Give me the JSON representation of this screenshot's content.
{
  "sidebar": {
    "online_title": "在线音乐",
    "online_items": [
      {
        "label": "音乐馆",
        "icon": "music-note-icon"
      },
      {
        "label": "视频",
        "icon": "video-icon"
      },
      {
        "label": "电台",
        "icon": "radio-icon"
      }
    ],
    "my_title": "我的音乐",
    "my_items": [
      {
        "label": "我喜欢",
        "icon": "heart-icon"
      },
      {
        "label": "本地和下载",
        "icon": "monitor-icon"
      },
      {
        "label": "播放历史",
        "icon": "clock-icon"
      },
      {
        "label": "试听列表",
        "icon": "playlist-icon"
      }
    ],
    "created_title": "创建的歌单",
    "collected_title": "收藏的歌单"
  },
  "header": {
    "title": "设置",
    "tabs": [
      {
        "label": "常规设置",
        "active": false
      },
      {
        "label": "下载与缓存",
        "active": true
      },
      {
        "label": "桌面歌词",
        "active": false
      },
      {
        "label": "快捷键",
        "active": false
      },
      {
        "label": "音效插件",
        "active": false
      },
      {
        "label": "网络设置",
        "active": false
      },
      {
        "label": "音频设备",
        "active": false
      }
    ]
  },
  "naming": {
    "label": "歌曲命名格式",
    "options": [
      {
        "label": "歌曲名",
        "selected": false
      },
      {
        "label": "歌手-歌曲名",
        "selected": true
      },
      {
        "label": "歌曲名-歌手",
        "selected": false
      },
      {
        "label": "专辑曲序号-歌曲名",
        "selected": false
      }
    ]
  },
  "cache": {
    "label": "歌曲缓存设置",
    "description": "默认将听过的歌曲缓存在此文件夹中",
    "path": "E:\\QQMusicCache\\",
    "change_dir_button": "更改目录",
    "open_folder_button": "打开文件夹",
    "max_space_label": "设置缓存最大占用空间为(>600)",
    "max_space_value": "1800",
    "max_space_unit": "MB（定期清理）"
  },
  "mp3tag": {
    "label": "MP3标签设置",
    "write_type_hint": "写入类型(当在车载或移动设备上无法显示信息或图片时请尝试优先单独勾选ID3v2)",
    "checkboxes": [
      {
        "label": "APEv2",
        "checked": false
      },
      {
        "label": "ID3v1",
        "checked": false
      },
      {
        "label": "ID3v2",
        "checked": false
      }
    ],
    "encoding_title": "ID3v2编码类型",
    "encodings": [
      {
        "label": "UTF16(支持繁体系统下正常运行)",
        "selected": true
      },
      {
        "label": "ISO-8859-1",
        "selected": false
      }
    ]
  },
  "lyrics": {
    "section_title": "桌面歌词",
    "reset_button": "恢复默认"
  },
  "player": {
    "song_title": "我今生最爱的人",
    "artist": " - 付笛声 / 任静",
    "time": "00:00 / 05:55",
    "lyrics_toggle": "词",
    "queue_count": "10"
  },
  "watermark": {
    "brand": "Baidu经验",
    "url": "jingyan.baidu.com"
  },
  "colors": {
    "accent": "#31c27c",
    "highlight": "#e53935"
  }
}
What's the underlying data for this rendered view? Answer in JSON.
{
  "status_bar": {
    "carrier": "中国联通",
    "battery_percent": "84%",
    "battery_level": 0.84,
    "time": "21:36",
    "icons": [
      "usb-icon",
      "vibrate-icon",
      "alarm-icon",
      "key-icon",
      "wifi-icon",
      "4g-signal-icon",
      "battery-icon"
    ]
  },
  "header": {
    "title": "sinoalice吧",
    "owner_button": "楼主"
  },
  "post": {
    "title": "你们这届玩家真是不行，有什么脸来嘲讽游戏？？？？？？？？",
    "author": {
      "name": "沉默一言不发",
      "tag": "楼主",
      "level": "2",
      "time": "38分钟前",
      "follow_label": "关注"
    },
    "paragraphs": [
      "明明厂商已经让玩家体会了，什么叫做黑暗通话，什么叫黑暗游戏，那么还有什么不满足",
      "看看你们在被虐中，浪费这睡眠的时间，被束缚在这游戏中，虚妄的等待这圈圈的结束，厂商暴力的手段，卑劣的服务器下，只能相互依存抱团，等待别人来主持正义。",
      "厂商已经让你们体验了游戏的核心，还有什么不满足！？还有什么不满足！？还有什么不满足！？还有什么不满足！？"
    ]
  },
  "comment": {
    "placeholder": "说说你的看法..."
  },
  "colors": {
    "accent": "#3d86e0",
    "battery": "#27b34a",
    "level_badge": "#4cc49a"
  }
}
::::
### Requirement
Write out all the lines again, exactly as they are.

### Exercise answer
Give me the JSON representation of this screenshot's content.
{
  "sidebar": {
    "online_title": "在线音乐",
    "online_items": [
      {
        "label": "音乐馆",
        "icon": "music-note-icon"
      },
      {
        "label": "视频",
        "icon": "video-icon"
      },
      {
        "label": "电台",
        "icon": "radio-icon"
      }
    ],
    "my_title": "我的音乐",
    "my_items": [
      {
        "label": "我喜欢",
        "icon": "heart-icon"
      },
      {
        "label": "本地和下载",
        "icon": "monitor-icon"
      },
      {
        "label": "播放历史",
        "icon": "clock-icon"
      },
      {
        "label": "试听列表",
        "icon": "playlist-icon"
      }
    ],
    "created_title": "创建的歌单",
    "collected_title": "收藏的歌单"
  },
  "header": {
    "title": "设置",
    "tabs": [
      {
        "label": "常规设置",
        "active": false
      },
      {
        "label": "下载与缓存",
        "active": true
      },
      {
        "label": "桌面歌词",
        "active": false
      },
      {
        "label": "快捷键",
        "active": false
      },
      {
        "label": "音效插件",
        "active": false
      },
      {
        "label": "网络设置",
        "active": false
      },
      {
        "label": "音频设备",
        "active": false
      }
    ]
  },
  "naming": {
    "label": "歌曲命名格式",
    "options": [
      {
        "label": "歌曲名",
        "selected": false
      },
      {
        "label": "歌手-歌曲名",
        "selected": true
      },
      {
        "label": "歌曲名-歌手",
        "selected": false
      },
      {
        "label": "专辑曲序号-歌曲名",
        "selected": false
      }
    ]
  },
  "cache": {
    "label": "歌曲缓存设置",
    "description": "默认将听过的歌曲缓存在此文件夹中",
    "path": "E:\\QQMusicCache\\",
    "change_dir_button": "更改目录",
    "open_folder_button": "打开文件夹",
    "max_space_label": "设置缓存最大占用空间为(>600)",
    "max_space_value": "1800",
    "max_space_unit": "MB（定期清理）"
  },
  "mp3tag": {
    "label": "MP3标签设置",
    "write_type_hint": "写入类型(当在车载或移动设备上无法显示信息或图片时请尝试优先单独勾选ID3v2)",
    "checkboxes": [
      {
        "label": "APEv2",
        "checked": false
      },
      {
        "label": "ID3v1",
        "checked": false
      },
      {
        "label": "ID3v2",
        "checked": false
      }
    ],
    "encoding_title": "ID3v2编码类型",
    "encodings": [
      {
        "label": "UTF16(支持繁体系统下正常运行)",
        "selected": true
      },
      {
        "label": "ISO-8859-1",
        "selected": false
      }
    ]
  },
  "lyrics": {
    "section_title": "桌面歌词",
    "reset_button": "恢复默认"
  },
  "player": {
    "song_title": "我今生最爱的人",
    "artist": " - 付笛声 / 任静",
    "time": "00:00 / 05:55",
    "lyrics_toggle": "词",
    "queue_count": "10"
  },
  "watermark": {
    "brand": "Baidu经验",
    "url": "jingyan.baidu.com"
  },
  "colors": {
    "accent": "#31c27c",
    "highlight": "#e53935"
  }
}
What's the underlying data for this rendered view? Answer in JSON.
{
  "status_bar": {
    "carrier": "中国联通",
    "battery_percent": "84%",
    "battery_level": 0.84,
    "time": "21:36",
    "icons": [
      "usb-icon",
      "vibrate-icon",
      "alarm-icon",
      "key-icon",
      "wifi-icon",
      "4g-signal-icon",
      "battery-icon"
    ]
  },
  "header": {
    "title": "sinoalice吧",
    "owner_button": "楼主"
  },
  "post": {
    "title": "你们这届玩家真是不行，有什么脸来嘲讽游戏？？？？？？？？",
    "author": {
      "name": "沉默一言不发",
      "tag": "楼主",
      "level": "2",
      "time": "38分钟前",
      "follow_label": "关注"
    },
    "paragraphs": [
      "明明厂商已经让玩家体会了，什么叫做黑暗通话，什么叫黑暗游戏，那么还有什么不满足",
      "看看你们在被虐中，浪费这睡眠的时间，被束缚在这游戏中，虚妄的等待这圈圈的结束，厂商暴力的手段，卑劣的服务器下，只能相互依存抱团，等待别人来主持正义。",
      "厂商已经让你们体验了游戏的核心，还有什么不满足！？还有什么不满足！？还有什么不满足！？还有什么不满足！？"
    ]
  },
  "comment": {
    "placeholder": "说说你的看法..."
  },
  "colors": {
    "accent": "#3d86e0",
    "battery": "#27b34a",
    "level_badge": "#4cc49a"
  }
}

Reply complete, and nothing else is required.